▶ [RECORD EXCERPTS]:
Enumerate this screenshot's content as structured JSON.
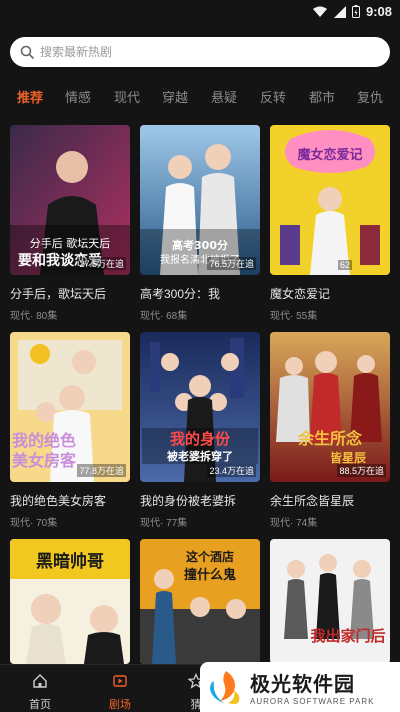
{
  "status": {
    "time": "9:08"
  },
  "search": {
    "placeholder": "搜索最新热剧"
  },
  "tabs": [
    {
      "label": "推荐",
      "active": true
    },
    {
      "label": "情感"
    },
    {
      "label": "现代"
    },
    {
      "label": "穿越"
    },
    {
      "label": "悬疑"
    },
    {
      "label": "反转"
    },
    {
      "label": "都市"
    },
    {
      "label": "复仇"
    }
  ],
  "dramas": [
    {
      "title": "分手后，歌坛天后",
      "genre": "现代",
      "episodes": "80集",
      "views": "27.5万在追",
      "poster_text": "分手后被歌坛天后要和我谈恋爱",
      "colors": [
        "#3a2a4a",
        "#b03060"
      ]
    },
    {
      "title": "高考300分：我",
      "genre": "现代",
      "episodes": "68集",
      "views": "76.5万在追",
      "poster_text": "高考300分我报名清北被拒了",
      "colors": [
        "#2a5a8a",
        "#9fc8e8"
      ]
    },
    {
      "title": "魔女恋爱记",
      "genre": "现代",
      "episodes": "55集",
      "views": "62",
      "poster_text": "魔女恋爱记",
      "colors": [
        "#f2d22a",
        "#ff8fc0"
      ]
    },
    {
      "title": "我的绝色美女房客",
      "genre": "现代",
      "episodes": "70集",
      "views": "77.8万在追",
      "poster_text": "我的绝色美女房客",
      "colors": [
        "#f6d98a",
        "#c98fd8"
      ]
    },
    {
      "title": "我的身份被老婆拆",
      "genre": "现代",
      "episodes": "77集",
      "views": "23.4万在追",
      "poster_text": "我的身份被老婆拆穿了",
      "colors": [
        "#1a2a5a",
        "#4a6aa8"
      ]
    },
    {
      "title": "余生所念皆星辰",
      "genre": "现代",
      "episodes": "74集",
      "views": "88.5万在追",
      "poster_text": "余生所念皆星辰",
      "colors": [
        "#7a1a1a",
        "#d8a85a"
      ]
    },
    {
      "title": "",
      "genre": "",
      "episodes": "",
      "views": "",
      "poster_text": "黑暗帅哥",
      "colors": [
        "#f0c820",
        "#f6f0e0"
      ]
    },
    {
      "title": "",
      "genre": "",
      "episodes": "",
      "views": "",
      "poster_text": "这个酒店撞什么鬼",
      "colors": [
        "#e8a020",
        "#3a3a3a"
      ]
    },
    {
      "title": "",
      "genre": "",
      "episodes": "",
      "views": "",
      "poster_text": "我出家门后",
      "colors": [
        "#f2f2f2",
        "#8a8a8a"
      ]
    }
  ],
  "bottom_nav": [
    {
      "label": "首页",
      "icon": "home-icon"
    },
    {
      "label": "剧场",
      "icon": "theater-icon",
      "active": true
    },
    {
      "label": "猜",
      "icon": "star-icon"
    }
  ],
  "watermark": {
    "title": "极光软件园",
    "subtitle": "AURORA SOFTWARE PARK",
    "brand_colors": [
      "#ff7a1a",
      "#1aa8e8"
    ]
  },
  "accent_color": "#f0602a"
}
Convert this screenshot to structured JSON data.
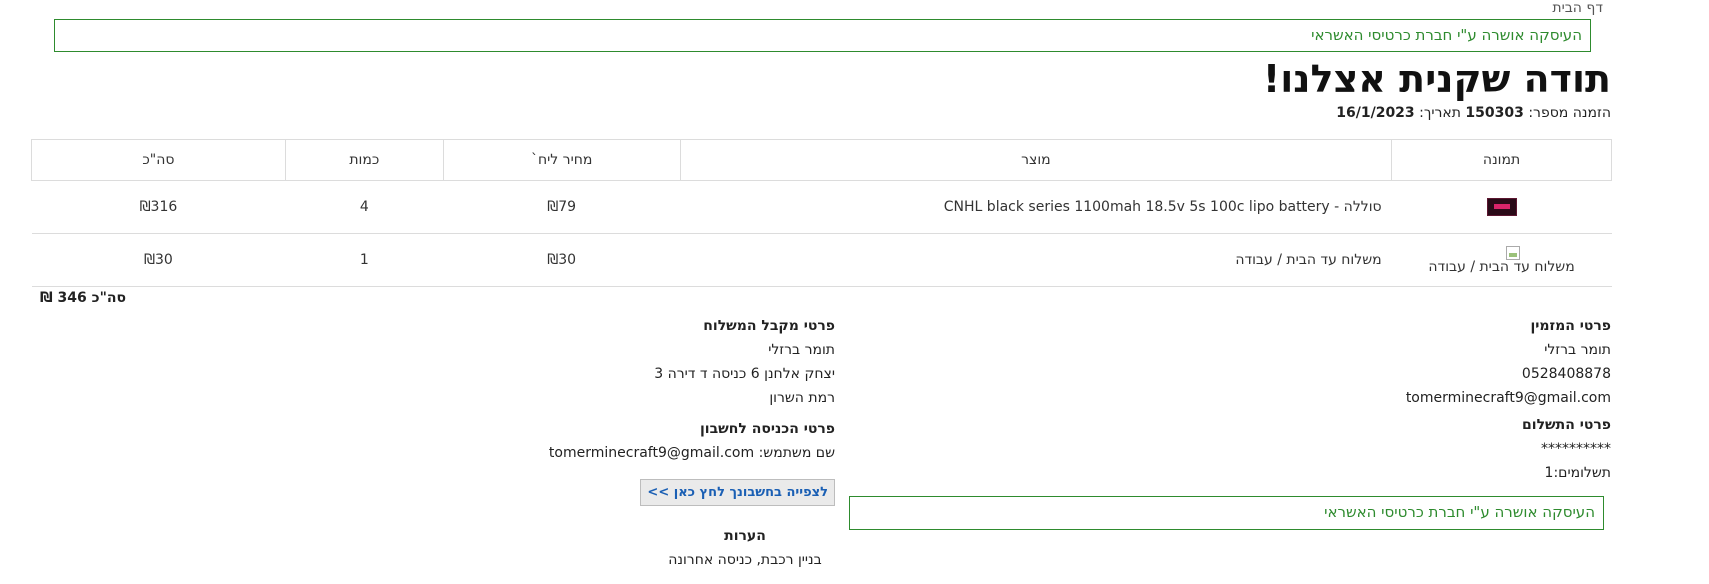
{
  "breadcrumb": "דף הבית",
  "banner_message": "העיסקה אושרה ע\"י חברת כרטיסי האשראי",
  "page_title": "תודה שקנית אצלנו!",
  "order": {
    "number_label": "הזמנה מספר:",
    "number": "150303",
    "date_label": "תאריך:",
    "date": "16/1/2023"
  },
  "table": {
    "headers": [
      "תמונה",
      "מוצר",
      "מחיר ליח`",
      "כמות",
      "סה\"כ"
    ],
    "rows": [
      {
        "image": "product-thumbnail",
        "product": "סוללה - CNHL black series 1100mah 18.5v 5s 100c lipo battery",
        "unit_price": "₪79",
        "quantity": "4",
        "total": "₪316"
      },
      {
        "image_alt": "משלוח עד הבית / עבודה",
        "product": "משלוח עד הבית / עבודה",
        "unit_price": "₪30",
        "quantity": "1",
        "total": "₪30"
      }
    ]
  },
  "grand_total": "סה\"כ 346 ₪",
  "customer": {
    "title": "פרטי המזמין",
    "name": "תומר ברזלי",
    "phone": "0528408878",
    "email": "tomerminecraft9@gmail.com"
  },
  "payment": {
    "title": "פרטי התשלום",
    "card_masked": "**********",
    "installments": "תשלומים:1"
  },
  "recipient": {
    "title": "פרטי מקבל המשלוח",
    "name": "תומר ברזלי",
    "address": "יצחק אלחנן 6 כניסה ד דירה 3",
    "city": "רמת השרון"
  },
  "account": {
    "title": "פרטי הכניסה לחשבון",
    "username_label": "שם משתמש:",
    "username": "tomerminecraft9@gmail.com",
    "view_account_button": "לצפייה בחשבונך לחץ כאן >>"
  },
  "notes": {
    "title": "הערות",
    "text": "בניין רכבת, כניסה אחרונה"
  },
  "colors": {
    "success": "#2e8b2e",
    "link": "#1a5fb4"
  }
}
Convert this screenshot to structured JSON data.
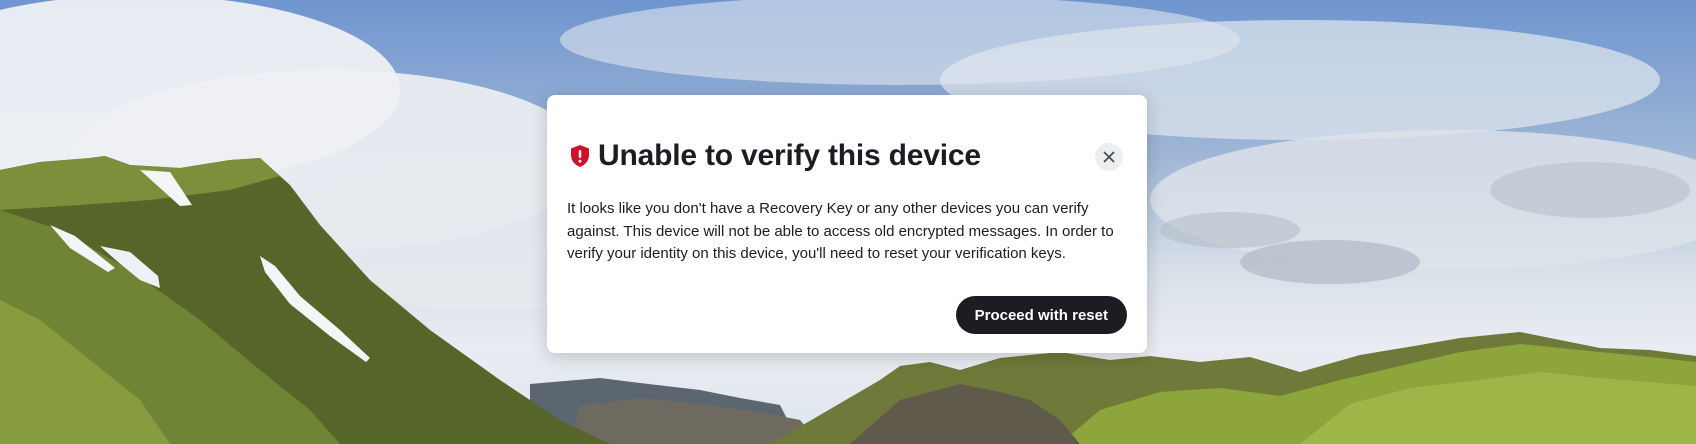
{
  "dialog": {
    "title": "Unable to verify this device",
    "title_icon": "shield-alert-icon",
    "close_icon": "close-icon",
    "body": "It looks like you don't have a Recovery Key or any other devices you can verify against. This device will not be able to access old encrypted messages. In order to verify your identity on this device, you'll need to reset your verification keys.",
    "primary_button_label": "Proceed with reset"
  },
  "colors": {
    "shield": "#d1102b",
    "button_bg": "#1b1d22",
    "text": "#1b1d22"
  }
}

▶ [DIRECTIONS]: Leave out every picture and copy the rest of the records exactly.

▶ [OUTPUT OF THE EXERCISE]:
Enumerate this screenshot's content as structured JSON.
{
  "status": {
    "time": "9:08"
  },
  "search": {
    "placeholder": "搜索最新热剧"
  },
  "tabs": [
    {
      "label": "推荐",
      "active": true
    },
    {
      "label": "情感"
    },
    {
      "label": "现代"
    },
    {
      "label": "穿越"
    },
    {
      "label": "悬疑"
    },
    {
      "label": "反转"
    },
    {
      "label": "都市"
    },
    {
      "label": "复仇"
    }
  ],
  "dramas": [
    {
      "title": "分手后，歌坛天后",
      "genre": "现代",
      "episodes": "80集",
      "views": "27.5万在追",
      "poster_text": "分手后被歌坛天后要和我谈恋爱",
      "colors": [
        "#3a2a4a",
        "#b03060"
      ]
    },
    {
      "title": "高考300分：我",
      "genre": "现代",
      "episodes": "68集",
      "views": "76.5万在追",
      "poster_text": "高考300分我报名清北被拒了",
      "colors": [
        "#2a5a8a",
        "#9fc8e8"
      ]
    },
    {
      "title": "魔女恋爱记",
      "genre": "现代",
      "episodes": "55集",
      "views": "62",
      "poster_text": "魔女恋爱记",
      "colors": [
        "#f2d22a",
        "#ff8fc0"
      ]
    },
    {
      "title": "我的绝色美女房客",
      "genre": "现代",
      "episodes": "70集",
      "views": "77.8万在追",
      "poster_text": "我的绝色美女房客",
      "colors": [
        "#f6d98a",
        "#c98fd8"
      ]
    },
    {
      "title": "我的身份被老婆拆",
      "genre": "现代",
      "episodes": "77集",
      "views": "23.4万在追",
      "poster_text": "我的身份被老婆拆穿了",
      "colors": [
        "#1a2a5a",
        "#4a6aa8"
      ]
    },
    {
      "title": "余生所念皆星辰",
      "genre": "现代",
      "episodes": "74集",
      "views": "88.5万在追",
      "poster_text": "余生所念皆星辰",
      "colors": [
        "#7a1a1a",
        "#d8a85a"
      ]
    },
    {
      "title": "",
      "genre": "",
      "episodes": "",
      "views": "",
      "poster_text": "黑暗帅哥",
      "colors": [
        "#f0c820",
        "#f6f0e0"
      ]
    },
    {
      "title": "",
      "genre": "",
      "episodes": "",
      "views": "",
      "poster_text": "这个酒店撞什么鬼",
      "colors": [
        "#e8a020",
        "#3a3a3a"
      ]
    },
    {
      "title": "",
      "genre": "",
      "episodes": "",
      "views": "",
      "poster_text": "我出家门后",
      "colors": [
        "#f2f2f2",
        "#8a8a8a"
      ]
    }
  ],
  "bottom_nav": [
    {
      "label": "首页",
      "icon": "home-icon"
    },
    {
      "label": "剧场",
      "icon": "theater-icon",
      "active": true
    },
    {
      "label": "猜",
      "icon": "star-icon"
    }
  ],
  "watermark": {
    "title": "极光软件园",
    "subtitle": "AURORA SOFTWARE PARK",
    "brand_colors": [
      "#ff7a1a",
      "#1aa8e8"
    ]
  },
  "accent_color": "#f0602a"
}
Convert this screenshot to structured JSON data.
{
  "breadcrumb": "דף הבית",
  "banner_message": "העיסקה אושרה ע\"י חברת כרטיסי האשראי",
  "page_title": "תודה שקנית אצלנו!",
  "order": {
    "number_label": "הזמנה מספר:",
    "number": "150303",
    "date_label": "תאריך:",
    "date": "16/1/2023"
  },
  "table": {
    "headers": [
      "תמונה",
      "מוצר",
      "מחיר ליח`",
      "כמות",
      "סה\"כ"
    ],
    "rows": [
      {
        "image": "product-thumbnail",
        "product": "סוללה - CNHL black series 1100mah 18.5v 5s 100c lipo battery",
        "unit_price": "₪79",
        "quantity": "4",
        "total": "₪316"
      },
      {
        "image_alt": "משלוח עד הבית / עבודה",
        "product": "משלוח עד הבית / עבודה",
        "unit_price": "₪30",
        "quantity": "1",
        "total": "₪30"
      }
    ]
  },
  "grand_total": "סה\"כ 346 ₪",
  "customer": {
    "title": "פרטי המזמין",
    "name": "תומר ברזלי",
    "phone": "0528408878",
    "email": "tomerminecraft9@gmail.com"
  },
  "payment": {
    "title": "פרטי התשלום",
    "card_masked": "**********",
    "installments": "תשלומים:1"
  },
  "recipient": {
    "title": "פרטי מקבל המשלוח",
    "name": "תומר ברזלי",
    "address": "יצחק אלחנן 6 כניסה ד דירה 3",
    "city": "רמת השרון"
  },
  "account": {
    "title": "פרטי הכניסה לחשבון",
    "username_label": "שם משתמש:",
    "username": "tomerminecraft9@gmail.com",
    "view_account_button": "לצפייה בחשבונך לחץ כאן >>"
  },
  "notes": {
    "title": "הערות",
    "text": "בניין רכבת, כניסה אחרונה"
  },
  "colors": {
    "success": "#2e8b2e",
    "link": "#1a5fb4"
  }
}
Convert this screenshot to structured JSON data.
{
  "dialog": {
    "title": "Unable to verify this device",
    "title_icon": "shield-alert-icon",
    "close_icon": "close-icon",
    "body": "It looks like you don't have a Recovery Key or any other devices you can verify against. This device will not be able to access old encrypted messages. In order to verify your identity on this device, you'll need to reset your verification keys.",
    "primary_button_label": "Proceed with reset"
  },
  "colors": {
    "shield": "#d1102b",
    "button_bg": "#1b1d22",
    "text": "#1b1d22"
  }
}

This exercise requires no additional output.